## What you need to do
Transcribe each record exactly. Include every one.

## Dataset records
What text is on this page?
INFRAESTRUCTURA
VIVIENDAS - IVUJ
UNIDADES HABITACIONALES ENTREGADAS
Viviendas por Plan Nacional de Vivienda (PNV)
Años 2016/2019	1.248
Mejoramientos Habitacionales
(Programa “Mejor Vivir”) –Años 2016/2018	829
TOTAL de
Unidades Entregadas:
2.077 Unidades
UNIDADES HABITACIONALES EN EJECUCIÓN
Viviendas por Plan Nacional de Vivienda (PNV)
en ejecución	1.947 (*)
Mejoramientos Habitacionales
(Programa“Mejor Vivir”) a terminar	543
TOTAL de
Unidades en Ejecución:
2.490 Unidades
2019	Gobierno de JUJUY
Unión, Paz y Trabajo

## Task result
What text is on this page?
INFRAESTRUCTURA
VIVIENDAS - IVUJ
UNIDADES HABITACIONALES ENTREGADAS
Viviendas por Plan Nacional de Vivienda (PNV)
Años 2016/2019	1.248
Mejoramientos Habitacionales
(Programa “Mejor Vivir”) –Años 2016/2018	829
TOTAL de
Unidades Entregadas:
2.077 Unidades
UNIDADES HABITACIONALES EN EJECUCIÓN
Viviendas por Plan Nacional de Vivienda (PNV)
en ejecución	1.947 (*)
Mejoramientos Habitacionales
(Programa“Mejor Vivir”) a terminar	543
TOTAL de
Unidades en Ejecución:
2.490 Unidades
2019	Gobierno de JUJUY
Unión, Paz y Trabajo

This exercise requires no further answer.